To be done. Search the entries for the word "grid" and pull out each line that has it.

(Entries with figure data)
──────

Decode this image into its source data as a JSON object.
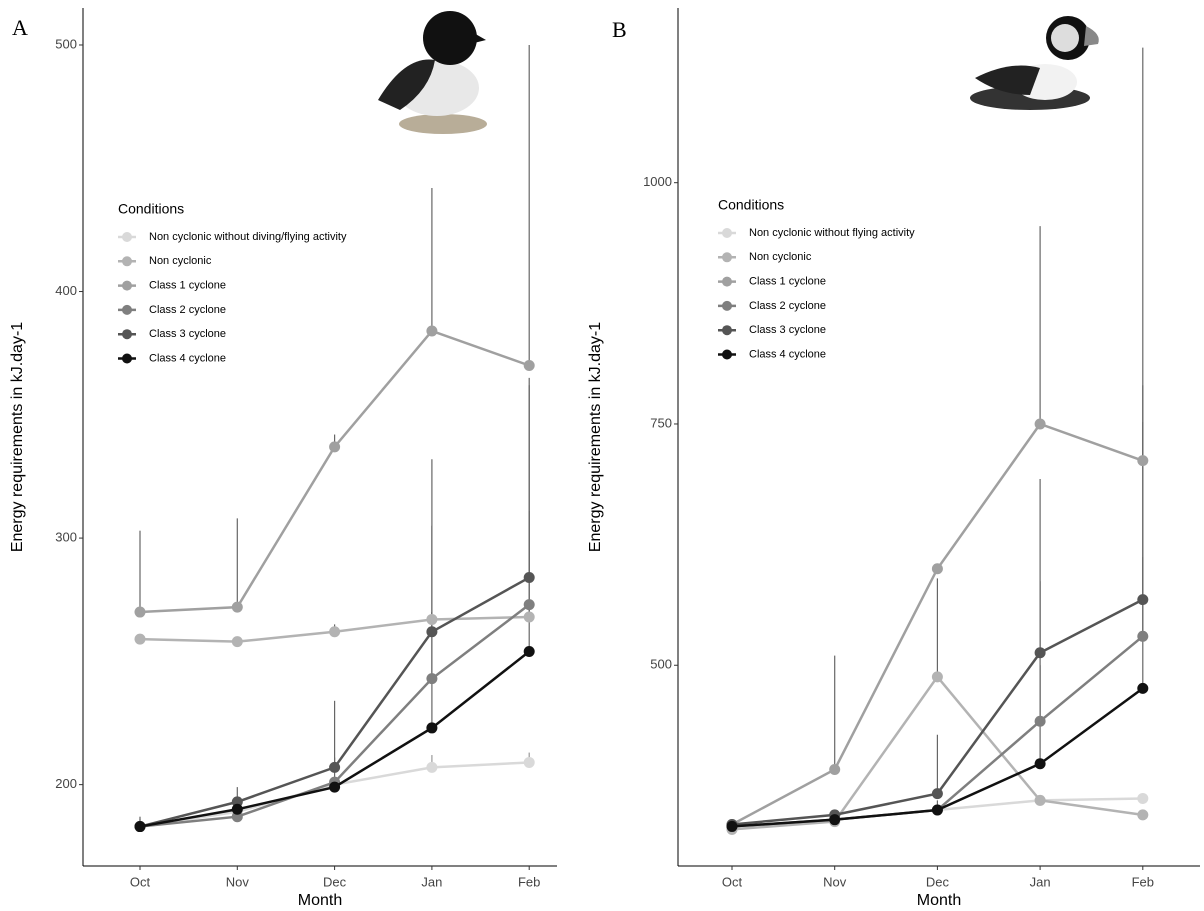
{
  "chart_data": [
    {
      "type": "line",
      "label": "A",
      "x_label": "Month",
      "y_label": "Energy requirements in kJ.day-1",
      "legend_title": "Conditions",
      "categories": [
        "Oct",
        "Nov",
        "Dec",
        "Jan",
        "Feb"
      ],
      "ylim": [
        167,
        515
      ],
      "yticks": [
        200,
        300,
        400,
        500
      ],
      "series": [
        {
          "name": "Non cyclonic without diving/flying activity",
          "color": "#d9d9d9",
          "values": [
            183,
            189,
            200,
            207,
            209
          ],
          "errors": [
            2,
            2,
            2,
            5,
            4
          ]
        },
        {
          "name": "Non cyclonic",
          "color": "#b3b3b3",
          "values": [
            259,
            258,
            262,
            267,
            268
          ],
          "errors": [
            2,
            2,
            3,
            3,
            3
          ]
        },
        {
          "name": "Class 1 cyclone",
          "color": "#a0a0a0",
          "values": [
            270,
            272,
            337,
            384,
            370
          ],
          "errors": [
            33,
            36,
            5,
            58,
            130
          ]
        },
        {
          "name": "Class 2 cyclone",
          "color": "#7f7f7f",
          "values": [
            183,
            187,
            201,
            243,
            273
          ],
          "errors": [
            3,
            6,
            10,
            27,
            38
          ]
        },
        {
          "name": "Class 3 cyclone",
          "color": "#555555",
          "values": [
            183,
            193,
            207,
            262,
            284
          ],
          "errors": [
            4,
            6,
            27,
            70,
            81
          ]
        },
        {
          "name": "Class 4 cyclone",
          "color": "#111111",
          "values": [
            183,
            190,
            199,
            223,
            254
          ],
          "errors": [
            2,
            3,
            4,
            82,
            108
          ]
        }
      ]
    },
    {
      "type": "line",
      "label": "B",
      "x_label": "Month",
      "y_label": "Energy requirements in kJ.day-1",
      "legend_title": "Conditions",
      "categories": [
        "Oct",
        "Nov",
        "Dec",
        "Jan",
        "Feb"
      ],
      "ylim": [
        292,
        1181
      ],
      "yticks": [
        500,
        750,
        1000
      ],
      "series": [
        {
          "name": "Non cyclonic without flying activity",
          "color": "#d9d9d9",
          "values": [
            330,
            340,
            350,
            360,
            362
          ],
          "errors": [
            3,
            3,
            3,
            3,
            3
          ]
        },
        {
          "name": "Non cyclonic",
          "color": "#b3b3b3",
          "values": [
            330,
            338,
            488,
            360,
            345
          ],
          "errors": [
            3,
            3,
            102,
            3,
            3
          ]
        },
        {
          "name": "Class 1 cyclone",
          "color": "#a0a0a0",
          "values": [
            335,
            392,
            600,
            750,
            712
          ],
          "errors": [
            5,
            118,
            5,
            205,
            428
          ]
        },
        {
          "name": "Class 2 cyclone",
          "color": "#7f7f7f",
          "values": [
            333,
            340,
            350,
            442,
            530
          ],
          "errors": [
            3,
            4,
            10,
            58,
            260
          ]
        },
        {
          "name": "Class 3 cyclone",
          "color": "#555555",
          "values": [
            335,
            345,
            367,
            513,
            568
          ],
          "errors": [
            5,
            4,
            61,
            180,
            184
          ]
        },
        {
          "name": "Class 4 cyclone",
          "color": "#111111",
          "values": [
            333,
            340,
            350,
            398,
            476
          ],
          "errors": [
            3,
            3,
            3,
            189,
            136
          ]
        }
      ]
    }
  ]
}
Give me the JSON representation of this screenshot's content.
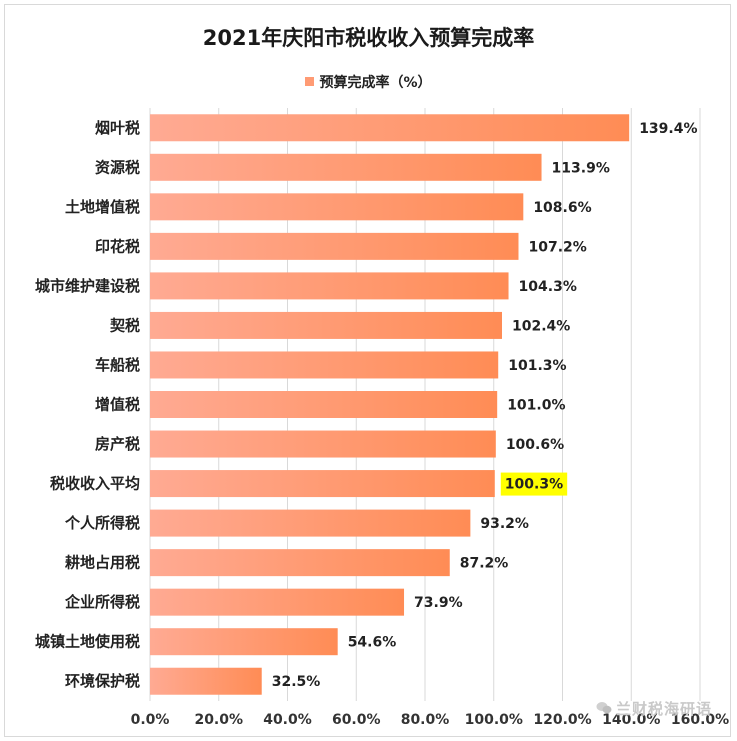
{
  "chart_data": {
    "type": "bar",
    "orientation": "horizontal",
    "title": "2021年庆阳市税收收入预算完成率",
    "categories": [
      "烟叶税",
      "资源税",
      "土地增值税",
      "印花税",
      "城市维护建设税",
      "契税",
      "车船税",
      "增值税",
      "房产税",
      "税收收入平均",
      "个人所得税",
      "耕地占用税",
      "企业所得税",
      "城镇土地使用税",
      "环境保护税"
    ],
    "series": [
      {
        "name": "预算完成率（%）",
        "values": [
          139.4,
          113.9,
          108.6,
          107.2,
          104.3,
          102.4,
          101.3,
          101.0,
          100.6,
          100.3,
          93.2,
          87.2,
          73.9,
          54.6,
          32.5
        ],
        "data_labels": [
          "139.4%",
          "113.9%",
          "108.6%",
          "107.2%",
          "104.3%",
          "102.4%",
          "101.3%",
          "101.0%",
          "100.6%",
          "100.3%",
          "93.2%",
          "87.2%",
          "73.9%",
          "54.6%",
          "32.5%"
        ]
      }
    ],
    "highlight_category": "税收收入平均",
    "xlim": [
      0,
      160
    ],
    "x_ticks": [
      "0.0%",
      "20.0%",
      "40.0%",
      "60.0%",
      "80.0%",
      "100.0%",
      "120.0%",
      "140.0%",
      "160.0%"
    ],
    "grid": "vertical",
    "legend_position": "top",
    "colors": {
      "bar_start": "#ffaa93",
      "bar_end": "#ff8c55",
      "highlight_bg": "#ffff00",
      "grid": "#d9d9d9"
    }
  },
  "watermark": "兰财税海研语"
}
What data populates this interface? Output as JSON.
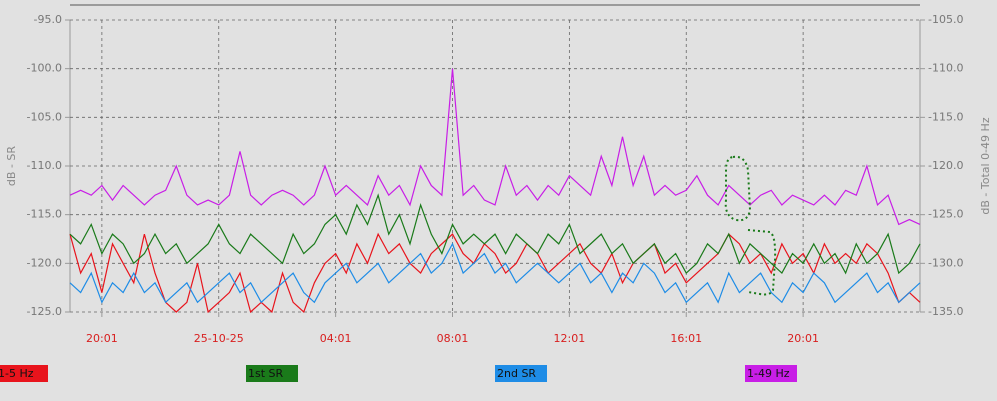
{
  "chart_data": {
    "type": "line",
    "y_label": "dB - SR",
    "y2_label": "dB - Total 0-49 Hz",
    "categories": [
      null,
      null,
      null,
      "20:01",
      null,
      null,
      null,
      null,
      null,
      null,
      null,
      null,
      null,
      null,
      "25-10-25",
      null,
      null,
      null,
      null,
      null,
      null,
      null,
      null,
      null,
      null,
      "04:01",
      null,
      null,
      null,
      null,
      null,
      null,
      null,
      null,
      null,
      null,
      "08:01",
      null,
      null,
      null,
      null,
      null,
      null,
      null,
      null,
      null,
      null,
      "12:01",
      null,
      null,
      null,
      null,
      null,
      null,
      null,
      null,
      null,
      null,
      "16:01",
      null,
      null,
      null,
      null,
      null,
      null,
      null,
      null,
      null,
      null,
      "20:01",
      null,
      null,
      null,
      null,
      null,
      null,
      null,
      null,
      null,
      null,
      null
    ],
    "series": [
      {
        "name": "1-5 Hz",
        "color": "#e8141c",
        "values": [
          -117,
          -121,
          -119,
          -123,
          -118,
          -120,
          -122,
          -117,
          -121,
          -124,
          -125,
          -124,
          -120,
          -125,
          -124,
          -123,
          -121,
          -125,
          -124,
          -125,
          -121,
          -124,
          -125,
          -122,
          -120,
          -119,
          -121,
          -118,
          -120,
          -117,
          -119,
          -118,
          -120,
          -121,
          -119,
          -118,
          -117,
          -119,
          -120,
          -118,
          -119,
          -121,
          -120,
          -118,
          -119,
          -121,
          -120,
          -119,
          -118,
          -120,
          -121,
          -119,
          -122,
          -120,
          -119,
          -118,
          -121,
          -120,
          -122,
          -121,
          -120,
          -119,
          -117,
          -118,
          -120,
          -119,
          -121,
          -118,
          -120,
          -119,
          -121,
          -118,
          -120,
          -119,
          -120,
          -118,
          -119,
          -121,
          -124,
          -123,
          -124
        ]
      },
      {
        "name": "1st SR",
        "color": "#1a7a1a",
        "values": [
          -117,
          -118,
          -116,
          -119,
          -117,
          -118,
          -120,
          -119,
          -117,
          -119,
          -118,
          -120,
          -119,
          -118,
          -116,
          -118,
          -119,
          -117,
          -118,
          -119,
          -120,
          -117,
          -119,
          -118,
          -116,
          -115,
          -117,
          -114,
          -116,
          -113,
          -117,
          -115,
          -118,
          -114,
          -117,
          -119,
          -116,
          -118,
          -117,
          -118,
          -117,
          -119,
          -117,
          -118,
          -119,
          -117,
          -118,
          -116,
          -119,
          -118,
          -117,
          -119,
          -118,
          -120,
          -119,
          -118,
          -120,
          -119,
          -121,
          -120,
          -118,
          -119,
          -117,
          -120,
          -118,
          -119,
          -120,
          -121,
          -119,
          -120,
          -118,
          -120,
          -119,
          -121,
          -118,
          -120,
          -119,
          -117,
          -121,
          -120,
          -118
        ]
      },
      {
        "name": "2nd SR",
        "color": "#1e8ce6",
        "values": [
          -122,
          -123,
          -121,
          -124,
          -122,
          -123,
          -121,
          -123,
          -122,
          -124,
          -123,
          -122,
          -124,
          -123,
          -122,
          -121,
          -123,
          -122,
          -124,
          -123,
          -122,
          -121,
          -123,
          -124,
          -122,
          -121,
          -120,
          -122,
          -121,
          -120,
          -122,
          -121,
          -120,
          -119,
          -121,
          -120,
          -118,
          -121,
          -120,
          -119,
          -121,
          -120,
          -122,
          -121,
          -120,
          -121,
          -122,
          -121,
          -120,
          -122,
          -121,
          -123,
          -121,
          -122,
          -120,
          -121,
          -123,
          -122,
          -124,
          -123,
          -122,
          -124,
          -121,
          -123,
          -122,
          -121,
          -123,
          -124,
          -122,
          -123,
          -121,
          -122,
          -124,
          -123,
          -122,
          -121,
          -123,
          -122,
          -124,
          -123,
          -122
        ]
      },
      {
        "name": "1-49 Hz",
        "color": "#c81ee6",
        "axis": "y2",
        "values": [
          -123,
          -122.5,
          -123,
          -122,
          -123.5,
          -122,
          -123,
          -124,
          -123,
          -122.5,
          -120,
          -123,
          -124,
          -123.5,
          -124,
          -123,
          -118.5,
          -123,
          -124,
          -123,
          -122.5,
          -123,
          -124,
          -123,
          -120,
          -123,
          -122,
          -123,
          -124,
          -121,
          -123,
          -122,
          -124,
          -120,
          -122,
          -123,
          -110,
          -123,
          -122,
          -123.5,
          -124,
          -120,
          -123,
          -122,
          -123.5,
          -122,
          -123,
          -121,
          -122,
          -123,
          -119,
          -122,
          -117,
          -122,
          -119,
          -123,
          -122,
          -123,
          -122.5,
          -121,
          -123,
          -124,
          -122,
          -123,
          -124,
          -123,
          -122.5,
          -124,
          -123,
          -123.5,
          -124,
          -123,
          -124,
          -122.5,
          -123,
          -120,
          -124,
          -123,
          -126,
          -125.5,
          -126
        ]
      }
    ],
    "ylim": [
      -125,
      -95
    ],
    "yticks": [
      {
        "value": -125,
        "label": "-125.0"
      },
      {
        "value": -120,
        "label": "-120.0"
      },
      {
        "value": -115,
        "label": "-115.0"
      },
      {
        "value": -110,
        "label": "-110.0"
      },
      {
        "value": -105,
        "label": "-105.0"
      },
      {
        "value": -100,
        "label": "-100.0"
      },
      {
        "value": -95,
        "label": "-95.0"
      }
    ],
    "y2lim": [
      -135,
      -105
    ],
    "y2ticks": [
      {
        "value": -135,
        "label": "-135.0"
      },
      {
        "value": -130,
        "label": "-130.0"
      },
      {
        "value": -125,
        "label": "-125.0"
      },
      {
        "value": -120,
        "label": "-120.0"
      },
      {
        "value": -115,
        "label": "-115.0"
      },
      {
        "value": -110,
        "label": "-110.0"
      },
      {
        "value": -105,
        "label": "-105.0"
      }
    ],
    "grid": true,
    "legend": "bottom"
  }
}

──────

Task result.
    "grid": "vertical",
      "grid": "#d9d9d9"
    "grid": true,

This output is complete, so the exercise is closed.